▶ **Stated task**: Leaving out every picture, quote the data below exactly as it appears.

[Rows from a figure dataset]
==*==

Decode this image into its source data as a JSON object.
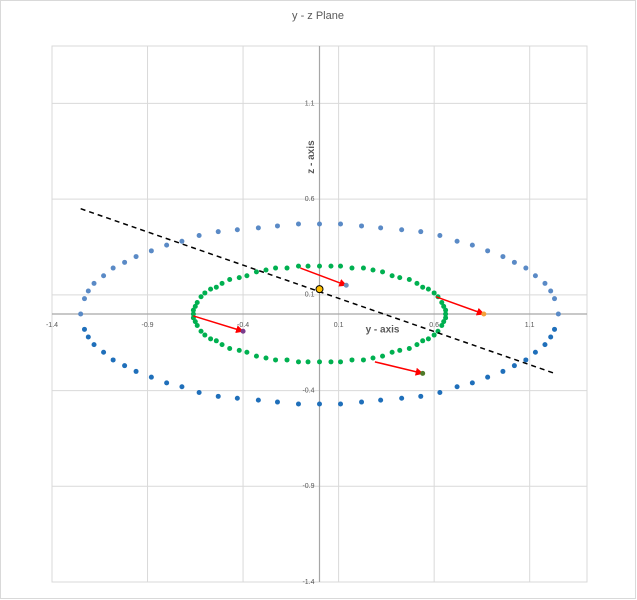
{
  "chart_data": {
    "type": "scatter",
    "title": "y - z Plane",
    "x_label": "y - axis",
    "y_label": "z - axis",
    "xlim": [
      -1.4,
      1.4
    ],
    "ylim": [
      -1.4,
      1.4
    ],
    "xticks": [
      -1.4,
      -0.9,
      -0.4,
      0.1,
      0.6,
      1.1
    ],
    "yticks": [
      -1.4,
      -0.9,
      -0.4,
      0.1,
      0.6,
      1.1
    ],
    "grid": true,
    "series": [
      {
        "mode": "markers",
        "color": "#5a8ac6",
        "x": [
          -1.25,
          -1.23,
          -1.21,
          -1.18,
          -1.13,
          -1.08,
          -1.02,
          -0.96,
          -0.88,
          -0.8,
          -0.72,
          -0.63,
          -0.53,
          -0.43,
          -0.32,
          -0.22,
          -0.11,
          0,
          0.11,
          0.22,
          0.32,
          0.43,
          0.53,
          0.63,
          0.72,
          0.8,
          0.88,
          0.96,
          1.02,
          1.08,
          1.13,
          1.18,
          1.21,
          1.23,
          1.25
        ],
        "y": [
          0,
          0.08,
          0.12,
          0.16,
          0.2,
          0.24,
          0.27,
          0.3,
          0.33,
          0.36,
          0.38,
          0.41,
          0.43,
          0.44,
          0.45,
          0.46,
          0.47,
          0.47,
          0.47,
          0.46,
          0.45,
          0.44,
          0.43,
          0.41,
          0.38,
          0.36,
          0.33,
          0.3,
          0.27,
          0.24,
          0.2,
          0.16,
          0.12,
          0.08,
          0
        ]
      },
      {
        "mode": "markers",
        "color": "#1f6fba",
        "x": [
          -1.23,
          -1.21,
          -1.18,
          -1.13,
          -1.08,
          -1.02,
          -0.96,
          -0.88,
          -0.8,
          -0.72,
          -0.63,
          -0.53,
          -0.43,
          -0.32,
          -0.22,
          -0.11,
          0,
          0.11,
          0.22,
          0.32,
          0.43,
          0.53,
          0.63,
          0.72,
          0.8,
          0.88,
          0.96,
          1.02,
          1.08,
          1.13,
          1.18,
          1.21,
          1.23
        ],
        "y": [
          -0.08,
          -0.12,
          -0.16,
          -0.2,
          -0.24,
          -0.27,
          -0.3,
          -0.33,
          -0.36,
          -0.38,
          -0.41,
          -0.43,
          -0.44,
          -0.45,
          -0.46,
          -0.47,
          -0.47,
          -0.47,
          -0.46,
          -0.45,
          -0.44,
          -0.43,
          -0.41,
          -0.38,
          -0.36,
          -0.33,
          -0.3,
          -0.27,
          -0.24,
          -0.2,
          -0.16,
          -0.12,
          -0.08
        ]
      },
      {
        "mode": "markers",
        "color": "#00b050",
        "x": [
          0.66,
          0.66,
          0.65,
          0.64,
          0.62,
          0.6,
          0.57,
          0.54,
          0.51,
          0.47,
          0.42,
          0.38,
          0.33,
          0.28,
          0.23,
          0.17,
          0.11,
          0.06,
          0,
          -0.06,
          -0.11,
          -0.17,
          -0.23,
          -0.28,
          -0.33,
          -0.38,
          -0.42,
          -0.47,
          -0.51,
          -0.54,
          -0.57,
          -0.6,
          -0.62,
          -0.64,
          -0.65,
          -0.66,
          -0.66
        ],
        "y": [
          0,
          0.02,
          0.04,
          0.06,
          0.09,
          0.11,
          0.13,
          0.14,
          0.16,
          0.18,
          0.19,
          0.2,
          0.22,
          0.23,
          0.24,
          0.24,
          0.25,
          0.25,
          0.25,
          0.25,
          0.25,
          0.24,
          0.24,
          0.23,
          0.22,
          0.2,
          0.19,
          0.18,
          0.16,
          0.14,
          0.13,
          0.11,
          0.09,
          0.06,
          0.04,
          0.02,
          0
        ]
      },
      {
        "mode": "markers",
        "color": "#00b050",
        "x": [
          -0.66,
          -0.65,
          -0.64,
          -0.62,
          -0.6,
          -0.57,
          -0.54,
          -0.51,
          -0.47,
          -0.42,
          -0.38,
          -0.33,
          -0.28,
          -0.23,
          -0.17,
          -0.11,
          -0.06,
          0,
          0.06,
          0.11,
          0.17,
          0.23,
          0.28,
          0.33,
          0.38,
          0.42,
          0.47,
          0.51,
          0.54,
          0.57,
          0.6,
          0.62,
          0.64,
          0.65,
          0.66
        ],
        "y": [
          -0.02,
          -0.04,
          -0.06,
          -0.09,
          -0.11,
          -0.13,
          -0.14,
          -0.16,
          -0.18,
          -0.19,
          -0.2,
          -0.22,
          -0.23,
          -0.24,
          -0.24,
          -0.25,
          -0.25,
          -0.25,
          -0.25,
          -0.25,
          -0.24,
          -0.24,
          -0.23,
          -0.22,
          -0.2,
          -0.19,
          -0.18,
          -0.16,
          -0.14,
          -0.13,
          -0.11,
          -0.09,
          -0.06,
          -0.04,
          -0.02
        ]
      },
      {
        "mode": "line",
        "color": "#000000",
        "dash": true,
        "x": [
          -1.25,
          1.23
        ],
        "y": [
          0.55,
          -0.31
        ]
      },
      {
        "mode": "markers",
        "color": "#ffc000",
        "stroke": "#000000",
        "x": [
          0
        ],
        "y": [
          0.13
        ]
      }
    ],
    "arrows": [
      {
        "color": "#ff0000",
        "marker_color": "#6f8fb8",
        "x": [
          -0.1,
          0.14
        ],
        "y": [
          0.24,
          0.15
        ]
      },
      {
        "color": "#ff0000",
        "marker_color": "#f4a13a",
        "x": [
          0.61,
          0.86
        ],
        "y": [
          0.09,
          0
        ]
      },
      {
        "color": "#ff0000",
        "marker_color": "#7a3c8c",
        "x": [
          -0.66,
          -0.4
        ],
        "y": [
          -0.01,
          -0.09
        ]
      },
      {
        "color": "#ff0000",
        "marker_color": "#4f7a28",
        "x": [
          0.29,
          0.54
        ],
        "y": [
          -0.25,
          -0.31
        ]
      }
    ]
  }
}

==*==

▶ **In response**:
Decode this image into its source data as a JSON object.
{
  "chart_data": {
    "type": "scatter",
    "title": "y - z Plane",
    "x_label": "y - axis",
    "y_label": "z - axis",
    "xlim": [
      -1.4,
      1.4
    ],
    "ylim": [
      -1.4,
      1.4
    ],
    "xticks": [
      -1.4,
      -0.9,
      -0.4,
      0.1,
      0.6,
      1.1
    ],
    "yticks": [
      -1.4,
      -0.9,
      -0.4,
      0.1,
      0.6,
      1.1
    ],
    "grid": true,
    "series": [
      {
        "mode": "markers",
        "color": "#5a8ac6",
        "x": [
          -1.25,
          -1.23,
          -1.21,
          -1.18,
          -1.13,
          -1.08,
          -1.02,
          -0.96,
          -0.88,
          -0.8,
          -0.72,
          -0.63,
          -0.53,
          -0.43,
          -0.32,
          -0.22,
          -0.11,
          0,
          0.11,
          0.22,
          0.32,
          0.43,
          0.53,
          0.63,
          0.72,
          0.8,
          0.88,
          0.96,
          1.02,
          1.08,
          1.13,
          1.18,
          1.21,
          1.23,
          1.25
        ],
        "y": [
          0,
          0.08,
          0.12,
          0.16,
          0.2,
          0.24,
          0.27,
          0.3,
          0.33,
          0.36,
          0.38,
          0.41,
          0.43,
          0.44,
          0.45,
          0.46,
          0.47,
          0.47,
          0.47,
          0.46,
          0.45,
          0.44,
          0.43,
          0.41,
          0.38,
          0.36,
          0.33,
          0.3,
          0.27,
          0.24,
          0.2,
          0.16,
          0.12,
          0.08,
          0
        ]
      },
      {
        "mode": "markers",
        "color": "#1f6fba",
        "x": [
          -1.23,
          -1.21,
          -1.18,
          -1.13,
          -1.08,
          -1.02,
          -0.96,
          -0.88,
          -0.8,
          -0.72,
          -0.63,
          -0.53,
          -0.43,
          -0.32,
          -0.22,
          -0.11,
          0,
          0.11,
          0.22,
          0.32,
          0.43,
          0.53,
          0.63,
          0.72,
          0.8,
          0.88,
          0.96,
          1.02,
          1.08,
          1.13,
          1.18,
          1.21,
          1.23
        ],
        "y": [
          -0.08,
          -0.12,
          -0.16,
          -0.2,
          -0.24,
          -0.27,
          -0.3,
          -0.33,
          -0.36,
          -0.38,
          -0.41,
          -0.43,
          -0.44,
          -0.45,
          -0.46,
          -0.47,
          -0.47,
          -0.47,
          -0.46,
          -0.45,
          -0.44,
          -0.43,
          -0.41,
          -0.38,
          -0.36,
          -0.33,
          -0.3,
          -0.27,
          -0.24,
          -0.2,
          -0.16,
          -0.12,
          -0.08
        ]
      },
      {
        "mode": "markers",
        "color": "#00b050",
        "x": [
          0.66,
          0.66,
          0.65,
          0.64,
          0.62,
          0.6,
          0.57,
          0.54,
          0.51,
          0.47,
          0.42,
          0.38,
          0.33,
          0.28,
          0.23,
          0.17,
          0.11,
          0.06,
          0,
          -0.06,
          -0.11,
          -0.17,
          -0.23,
          -0.28,
          -0.33,
          -0.38,
          -0.42,
          -0.47,
          -0.51,
          -0.54,
          -0.57,
          -0.6,
          -0.62,
          -0.64,
          -0.65,
          -0.66,
          -0.66
        ],
        "y": [
          0,
          0.02,
          0.04,
          0.06,
          0.09,
          0.11,
          0.13,
          0.14,
          0.16,
          0.18,
          0.19,
          0.2,
          0.22,
          0.23,
          0.24,
          0.24,
          0.25,
          0.25,
          0.25,
          0.25,
          0.25,
          0.24,
          0.24,
          0.23,
          0.22,
          0.2,
          0.19,
          0.18,
          0.16,
          0.14,
          0.13,
          0.11,
          0.09,
          0.06,
          0.04,
          0.02,
          0
        ]
      },
      {
        "mode": "markers",
        "color": "#00b050",
        "x": [
          -0.66,
          -0.65,
          -0.64,
          -0.62,
          -0.6,
          -0.57,
          -0.54,
          -0.51,
          -0.47,
          -0.42,
          -0.38,
          -0.33,
          -0.28,
          -0.23,
          -0.17,
          -0.11,
          -0.06,
          0,
          0.06,
          0.11,
          0.17,
          0.23,
          0.28,
          0.33,
          0.38,
          0.42,
          0.47,
          0.51,
          0.54,
          0.57,
          0.6,
          0.62,
          0.64,
          0.65,
          0.66
        ],
        "y": [
          -0.02,
          -0.04,
          -0.06,
          -0.09,
          -0.11,
          -0.13,
          -0.14,
          -0.16,
          -0.18,
          -0.19,
          -0.2,
          -0.22,
          -0.23,
          -0.24,
          -0.24,
          -0.25,
          -0.25,
          -0.25,
          -0.25,
          -0.25,
          -0.24,
          -0.24,
          -0.23,
          -0.22,
          -0.2,
          -0.19,
          -0.18,
          -0.16,
          -0.14,
          -0.13,
          -0.11,
          -0.09,
          -0.06,
          -0.04,
          -0.02
        ]
      },
      {
        "mode": "line",
        "color": "#000000",
        "dash": true,
        "x": [
          -1.25,
          1.23
        ],
        "y": [
          0.55,
          -0.31
        ]
      },
      {
        "mode": "markers",
        "color": "#ffc000",
        "stroke": "#000000",
        "x": [
          0
        ],
        "y": [
          0.13
        ]
      }
    ],
    "arrows": [
      {
        "color": "#ff0000",
        "marker_color": "#6f8fb8",
        "x": [
          -0.1,
          0.14
        ],
        "y": [
          0.24,
          0.15
        ]
      },
      {
        "color": "#ff0000",
        "marker_color": "#f4a13a",
        "x": [
          0.61,
          0.86
        ],
        "y": [
          0.09,
          0
        ]
      },
      {
        "color": "#ff0000",
        "marker_color": "#7a3c8c",
        "x": [
          -0.66,
          -0.4
        ],
        "y": [
          -0.01,
          -0.09
        ]
      },
      {
        "color": "#ff0000",
        "marker_color": "#4f7a28",
        "x": [
          0.29,
          0.54
        ],
        "y": [
          -0.25,
          -0.31
        ]
      }
    ]
  }
}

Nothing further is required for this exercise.